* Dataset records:

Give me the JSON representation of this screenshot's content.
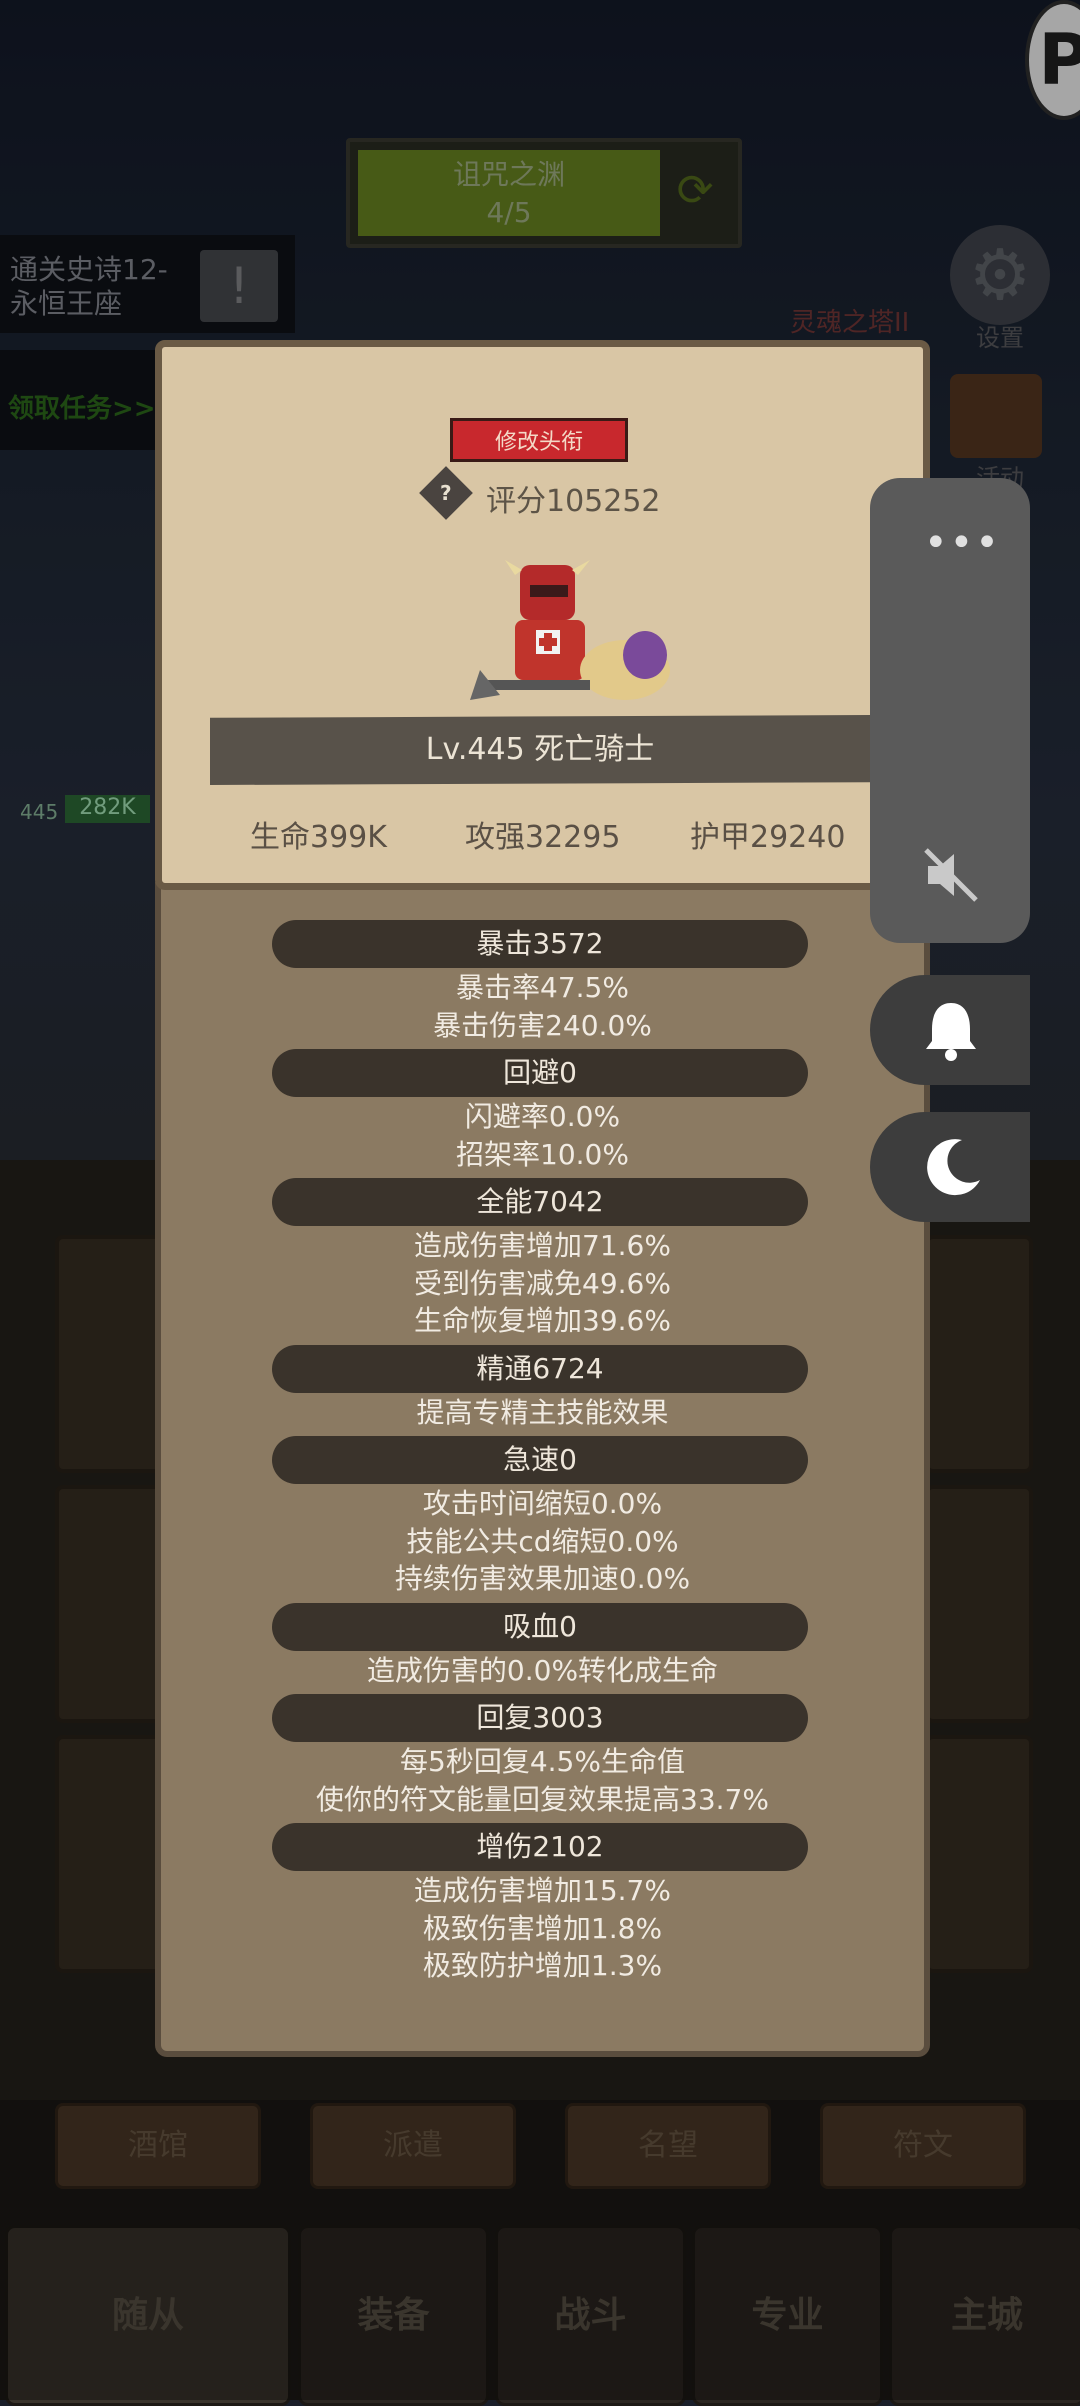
{
  "stage": {
    "name": "诅咒之渊",
    "progress": "4/5"
  },
  "quest": {
    "line1": "通关史诗12-",
    "line2": "永恒王座",
    "claim": "领取任务>>"
  },
  "side_icons": {
    "tower": "灵魂之塔II",
    "settings": "设置",
    "activity": "活动"
  },
  "popup": {
    "edit_title": "修改头衔",
    "score": "评分105252",
    "hero_name": "Lv.445 死亡骑士",
    "hp": "生命399K",
    "attack": "攻强32295",
    "armor": "护甲29240",
    "stats": [
      {
        "title": "暴击3572",
        "lines": [
          "暴击率47.5%",
          "暴击伤害240.0%"
        ]
      },
      {
        "title": "回避0",
        "lines": [
          "闪避率0.0%",
          "招架率10.0%"
        ]
      },
      {
        "title": "全能7042",
        "lines": [
          "造成伤害增加71.6%",
          "受到伤害减免49.6%",
          "生命恢复增加39.6%"
        ]
      },
      {
        "title": "精通6724",
        "lines": [
          "提高专精主技能效果"
        ]
      },
      {
        "title": "急速0",
        "lines": [
          "攻击时间缩短0.0%",
          "技能公共cd缩短0.0%",
          "持续伤害效果加速0.0%"
        ]
      },
      {
        "title": "吸血0",
        "lines": [
          "造成伤害的0.0%转化成生命"
        ]
      },
      {
        "title": "回复3003",
        "lines": [
          "每5秒回复4.5%生命值",
          "使你的符文能量回复效果提高33.7%"
        ]
      },
      {
        "title": "增伤2102",
        "lines": [
          "造成伤害增加15.7%",
          "极致伤害增加1.8%",
          "极致防护增加1.3%"
        ]
      }
    ]
  },
  "sub_tabs": [
    "酒馆",
    "派遣",
    "名望",
    "符文"
  ],
  "nav": [
    "随从",
    "装备",
    "战斗",
    "专业",
    "主城"
  ],
  "left_level": "445",
  "left_hp": "282K",
  "colors": {
    "popup_top": "#d9c6a5",
    "popup_body": "#8b7a62",
    "bar": "#3a332b",
    "title_btn": "#c8282d"
  }
}
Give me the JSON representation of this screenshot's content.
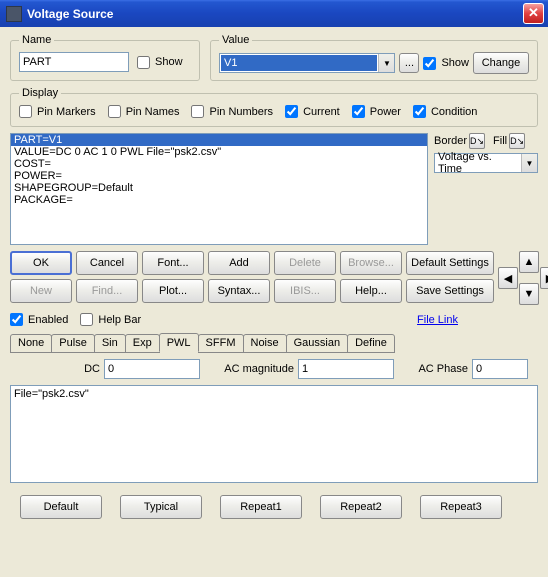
{
  "window": {
    "title": "Voltage Source"
  },
  "name_group": {
    "legend": "Name",
    "value": "PART",
    "show_label": "Show",
    "show_checked": false
  },
  "value_group": {
    "legend": "Value",
    "value": "V1",
    "ellipsis": "...",
    "show_label": "Show",
    "show_checked": true,
    "change_label": "Change"
  },
  "display_group": {
    "legend": "Display",
    "items": [
      {
        "label": "Pin Markers",
        "checked": false
      },
      {
        "label": "Pin Names",
        "checked": false
      },
      {
        "label": "Pin Numbers",
        "checked": false
      },
      {
        "label": "Current",
        "checked": true
      },
      {
        "label": "Power",
        "checked": true
      },
      {
        "label": "Condition",
        "checked": true
      }
    ]
  },
  "listing": {
    "lines": [
      "PART=V1",
      "VALUE=DC 0 AC 1 0 PWL File=\"psk2.csv\"",
      "COST=",
      "POWER=",
      "SHAPEGROUP=Default",
      "PACKAGE="
    ],
    "selected_index": 0
  },
  "side": {
    "border_label": "Border",
    "fill_label": "Fill",
    "dropdown_value": "Voltage vs. Time"
  },
  "buttons_row1": [
    "OK",
    "Cancel",
    "Font...",
    "Add",
    "Delete",
    "Browse...",
    "Default Settings"
  ],
  "buttons_row1_disabled": [
    false,
    false,
    false,
    false,
    true,
    true,
    false
  ],
  "buttons_row2": [
    "New",
    "Find...",
    "Plot...",
    "Syntax...",
    "IBIS...",
    "Help...",
    "Save Settings"
  ],
  "buttons_row2_disabled": [
    true,
    true,
    false,
    false,
    true,
    false,
    false
  ],
  "enable_row": {
    "enabled_label": "Enabled",
    "enabled_checked": true,
    "helpbar_label": "Help Bar",
    "helpbar_checked": false,
    "filelink_label": "File Link"
  },
  "tabs": [
    "None",
    "Pulse",
    "Sin",
    "Exp",
    "PWL",
    "SFFM",
    "Noise",
    "Gaussian",
    "Define"
  ],
  "active_tab_index": 4,
  "params": {
    "dc_label": "DC",
    "dc_value": "0",
    "acmag_label": "AC magnitude",
    "acmag_value": "1",
    "acphase_label": "AC Phase",
    "acphase_value": "0"
  },
  "file_content": "File=\"psk2.csv\"",
  "bottom_buttons": [
    "Default",
    "Typical",
    "Repeat1",
    "Repeat2",
    "Repeat3"
  ]
}
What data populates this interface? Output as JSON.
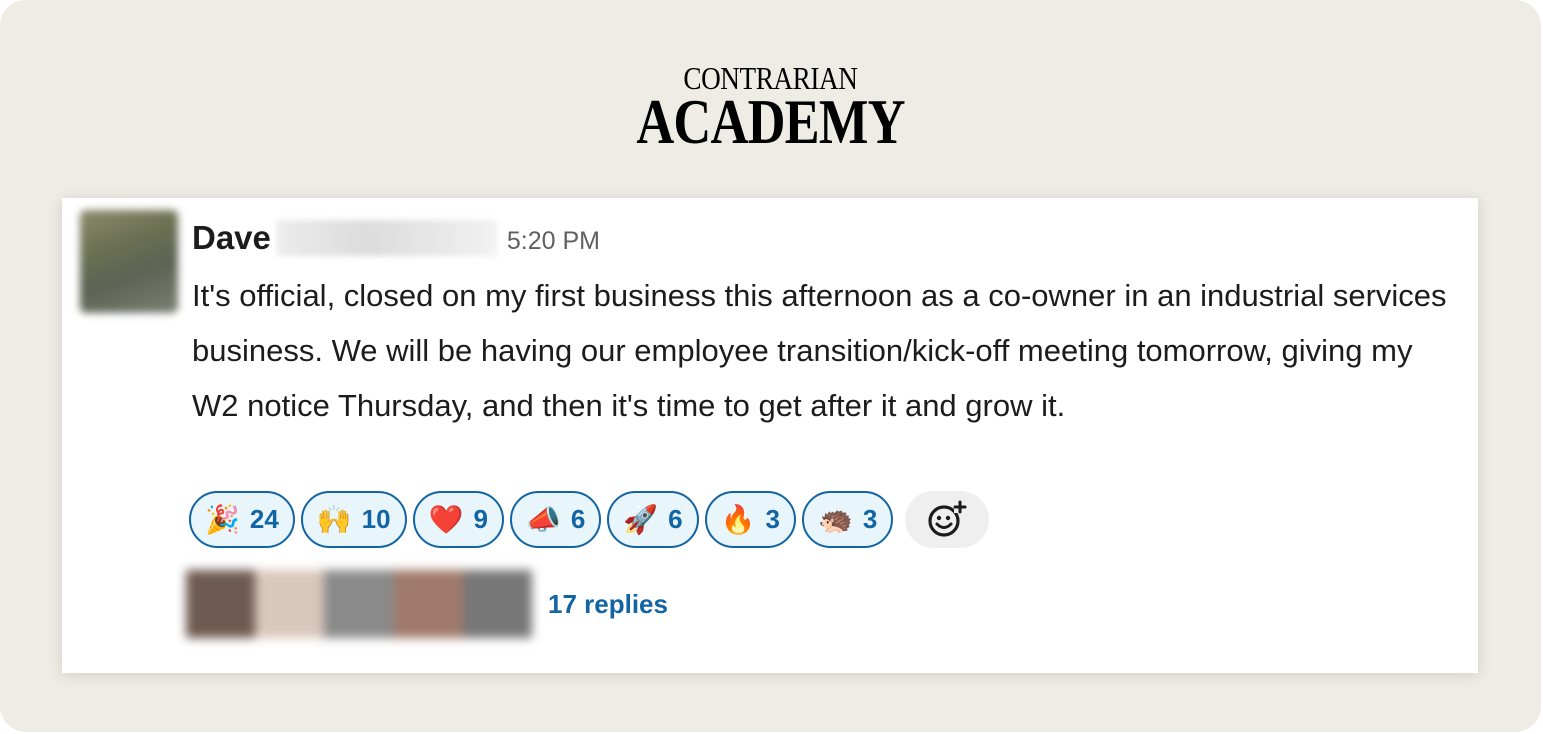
{
  "brand": {
    "line1": "CONTRARIAN",
    "line2": "ACADEMY"
  },
  "message": {
    "author": "Dave",
    "timestamp": "5:20 PM",
    "text": "It's official, closed on my first business this afternoon as a co-owner in an industrial services business. We will be having our employee transition/kick-off meeting tomorrow, giving my W2 notice Thursday, and then it's time to get after it and grow it.",
    "reactions": [
      {
        "emoji": "🎉",
        "count": "24"
      },
      {
        "emoji": "🙌",
        "count": "10"
      },
      {
        "emoji": "❤️",
        "count": "9"
      },
      {
        "emoji": "📣",
        "count": "6"
      },
      {
        "emoji": "🚀",
        "count": "6"
      },
      {
        "emoji": "🔥",
        "count": "3"
      },
      {
        "emoji": "🦔",
        "count": "3"
      }
    ],
    "add_reaction_icon": "add-emoji-icon",
    "replies": "17 replies"
  },
  "colors": {
    "accent": "#1264a3",
    "reaction_bg": "#e8f5fa",
    "frame_bg": "#efece5"
  }
}
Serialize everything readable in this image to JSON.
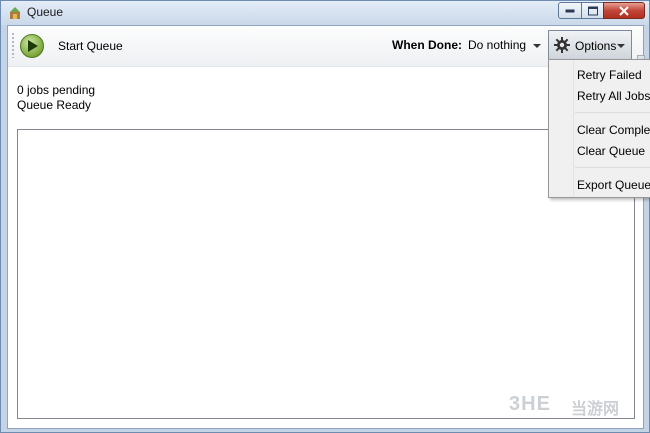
{
  "window": {
    "title": "Queue"
  },
  "toolbar": {
    "start_label": "Start Queue",
    "when_done_label": "When Done:",
    "when_done_value": "Do nothing",
    "options_label": "Options"
  },
  "status": {
    "pending": "0 jobs pending",
    "ready": "Queue Ready"
  },
  "options_menu": {
    "items": [
      {
        "label": "Retry Failed"
      },
      {
        "label": "Retry All Jobs"
      },
      {
        "label": "Clear Complete"
      },
      {
        "label": "Clear Queue"
      },
      {
        "label": "Export Queue"
      }
    ]
  },
  "watermark": {
    "latin": "3HE",
    "cjk": "当游网"
  },
  "colors": {
    "play": "#7ba53a",
    "close": "#c2463a",
    "accent": "#6e8bb0"
  }
}
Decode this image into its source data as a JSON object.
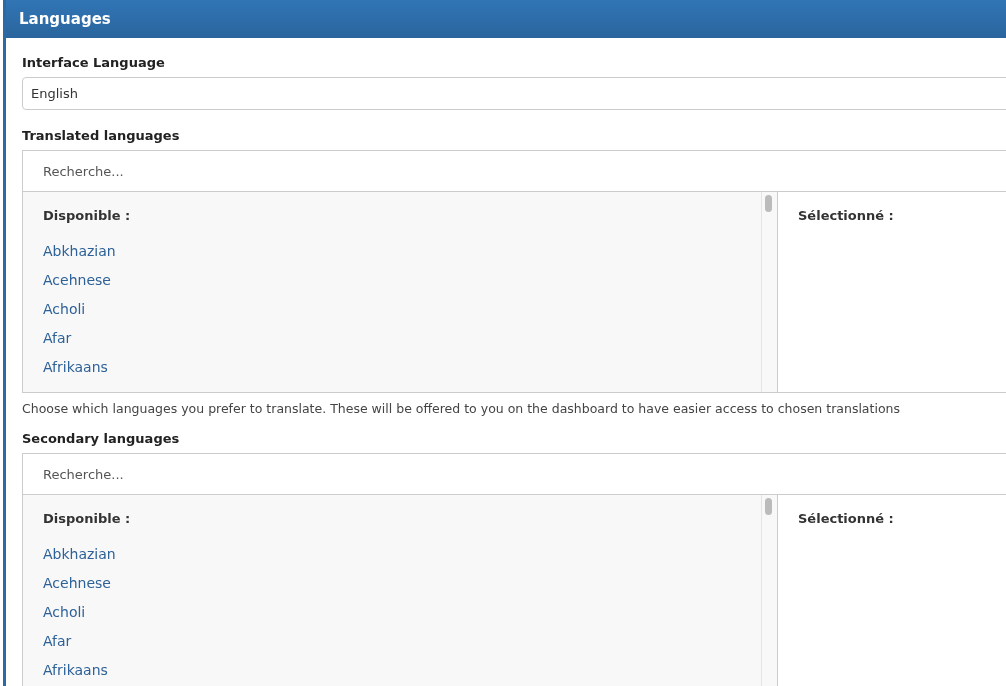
{
  "panel": {
    "title": "Languages"
  },
  "interface_language": {
    "label": "Interface Language",
    "value": "English"
  },
  "sections": [
    {
      "label": "Translated languages",
      "search_placeholder": "Recherche...",
      "available_heading": "Disponible :",
      "selected_heading": "Sélectionné :",
      "available": [
        "Abkhazian",
        "Acehnese",
        "Acholi",
        "Afar",
        "Afrikaans"
      ],
      "help": "Choose which languages you prefer to translate. These will be offered to you on the dashboard to have easier access to chosen translations"
    },
    {
      "label": "Secondary languages",
      "search_placeholder": "Recherche...",
      "available_heading": "Disponible :",
      "selected_heading": "Sélectionné :",
      "available": [
        "Abkhazian",
        "Acehnese",
        "Acholi",
        "Afar",
        "Afrikaans"
      ]
    }
  ]
}
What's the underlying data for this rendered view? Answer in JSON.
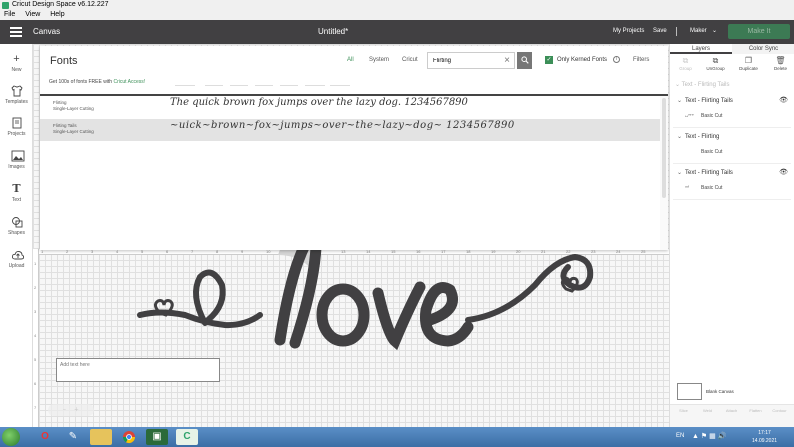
{
  "window": {
    "title": "Cricut Design Space  v6.12.227",
    "menu": [
      "File",
      "View",
      "Help"
    ]
  },
  "header": {
    "section": "Canvas",
    "doc_title": "Untitled*",
    "my_projects": "My Projects",
    "save": "Save",
    "machine": "Maker",
    "make_it": "Make It"
  },
  "left_rail": [
    {
      "label": "New",
      "icon": "plus-icon"
    },
    {
      "label": "Templates",
      "icon": "shirt-icon"
    },
    {
      "label": "Projects",
      "icon": "projects-icon"
    },
    {
      "label": "Images",
      "icon": "image-icon"
    },
    {
      "label": "Text",
      "icon": "text-icon"
    },
    {
      "label": "Shapes",
      "icon": "shapes-icon"
    },
    {
      "label": "Upload",
      "icon": "upload-icon"
    }
  ],
  "fonts_panel": {
    "title": "Fonts",
    "tabs": [
      "All",
      "System",
      "Cricut"
    ],
    "active_tab": "All",
    "search_value": "Flirting",
    "only_kerned_label": "Only Kerned Fonts",
    "only_kerned_checked": true,
    "filters_label": "Filters",
    "promo_text": "Get 100s of fonts FREE with ",
    "promo_link": "Cricut Access!",
    "rows": [
      {
        "name": "Flirting",
        "sub": "Single-Layer Cutting",
        "sample": "The quick brown fox jumps over the lazy dog. 1234567890"
      },
      {
        "name": "Flirting Tails",
        "sub": "Single-Layer Cutting",
        "sample": "~uick~brown~fox~jumps~over~the~lazy~dog~ 1234567890"
      }
    ]
  },
  "canvas": {
    "art_text": "love",
    "add_text_placeholder": "Add text here",
    "ruler_numbers": [
      "1",
      "2",
      "3",
      "4",
      "5",
      "6",
      "7",
      "8",
      "9",
      "10",
      "11",
      "12",
      "13",
      "14",
      "15",
      "16",
      "17",
      "18",
      "19",
      "20",
      "21",
      "22",
      "23",
      "24",
      "25"
    ],
    "ruler_left_numbers": [
      "1",
      "2",
      "3",
      "4",
      "5",
      "6",
      "7"
    ]
  },
  "right_panel": {
    "tabs": [
      "Layers",
      "Color Sync"
    ],
    "active_tab": "Layers",
    "tools": [
      "Group",
      "UnGroup",
      "Duplicate",
      "Delete"
    ],
    "ghost_header": "Text - Flirting Tails",
    "layers": [
      {
        "title": "Text - Flirting Tails",
        "child": "Basic Cut",
        "thumb": "ᴗᵒᵛᵉ"
      },
      {
        "title": "Text - Flirting",
        "child": "Basic Cut",
        "thumb": ""
      },
      {
        "title": "Text - Flirting Tails",
        "child": "Basic Cut",
        "thumb": "ᵃᵈ"
      }
    ],
    "blank_canvas": "Blank Canvas",
    "bottom_tools": [
      "Slice",
      "Weld",
      "Attach",
      "Flatten",
      "Contour"
    ]
  },
  "taskbar": {
    "lang": "EN",
    "time": "17:17",
    "date": "14.09.2021"
  },
  "colors": {
    "header_bg": "#414042",
    "accent_green": "#3c8f58",
    "love_fill": "#414042"
  }
}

* The task:
List the lines of the material in which the word "this" occurs.

* Response:
Give me the JSON representation of this screenshot's content.
Give me the JSON representation of this screenshot's content.
What data populates this interface? Output as JSON.
    "text": "It's official, closed on my first business this afternoon as a co-owner in an industrial services business. We will be having our employee transition/kick-off meeting tomorrow, giving my W2 notice Thursday, and then it's time to get after it and grow it.",
Serialize everything readable in this image to JSON.
Decode this image into its source data as a JSON object.
What's the underlying data for this rendered view? Answer in JSON.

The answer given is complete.